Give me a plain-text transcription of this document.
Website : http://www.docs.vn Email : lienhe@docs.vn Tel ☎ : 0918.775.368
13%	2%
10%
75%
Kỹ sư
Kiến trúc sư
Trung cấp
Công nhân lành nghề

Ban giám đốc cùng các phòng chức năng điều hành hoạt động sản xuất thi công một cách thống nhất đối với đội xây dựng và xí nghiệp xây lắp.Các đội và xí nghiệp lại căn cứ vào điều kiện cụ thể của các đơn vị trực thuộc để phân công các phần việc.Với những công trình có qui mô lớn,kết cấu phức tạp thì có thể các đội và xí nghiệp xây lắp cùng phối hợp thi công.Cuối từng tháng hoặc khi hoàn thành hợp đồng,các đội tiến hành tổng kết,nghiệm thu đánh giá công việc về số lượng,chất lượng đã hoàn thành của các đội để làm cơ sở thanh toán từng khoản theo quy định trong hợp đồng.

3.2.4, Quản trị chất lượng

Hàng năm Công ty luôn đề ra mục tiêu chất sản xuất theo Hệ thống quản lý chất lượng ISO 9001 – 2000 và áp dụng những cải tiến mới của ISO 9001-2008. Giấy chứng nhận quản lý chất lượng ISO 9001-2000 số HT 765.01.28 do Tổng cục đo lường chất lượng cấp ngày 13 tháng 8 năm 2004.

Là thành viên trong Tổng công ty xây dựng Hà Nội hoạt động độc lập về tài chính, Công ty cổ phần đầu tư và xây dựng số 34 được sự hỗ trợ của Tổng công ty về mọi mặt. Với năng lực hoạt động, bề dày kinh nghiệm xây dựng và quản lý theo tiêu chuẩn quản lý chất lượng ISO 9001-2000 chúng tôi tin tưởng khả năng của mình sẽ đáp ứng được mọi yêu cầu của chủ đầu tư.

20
________________________
Pull every line containing "xuất" out of the data above.

• **COMPLETE OUTPUT**:
Ban giám đốc cùng các phòng chức năng điều hành hoạt động sản xuất thi công một cách thống nhất đối với đội xây dựng và xí nghiệp xây lắp.Các đội và xí nghiệp lại căn cứ vào điều kiện cụ thể của các đơn vị trực thuộc để phân công các phần việc.Với những công trình có qui mô lớn,kết cấu phức tạp thì có thể các đội và xí nghiệp xây lắp cùng phối hợp thi công.Cuối từng tháng hoặc khi hoàn thành hợp đồng,các đội tiến hành tổng kết,nghiệm thu đánh giá công việc về số lượng,chất lượng đã hoàn thành của các đội để làm cơ sở thanh toán từng khoản theo quy định trong hợp đồng.
Hàng năm Công ty luôn đề ra mục tiêu chất sản xuất theo Hệ thống quản lý chất lượng ISO 9001 – 2000 và áp dụng những cải tiến mới của ISO 9001-2008. Giấy chứng nhận quản lý chất lượng ISO 9001-2000 số HT 765.01.28 do Tổng cục đo lường chất lượng cấp ngày 13 tháng 8 năm 2004.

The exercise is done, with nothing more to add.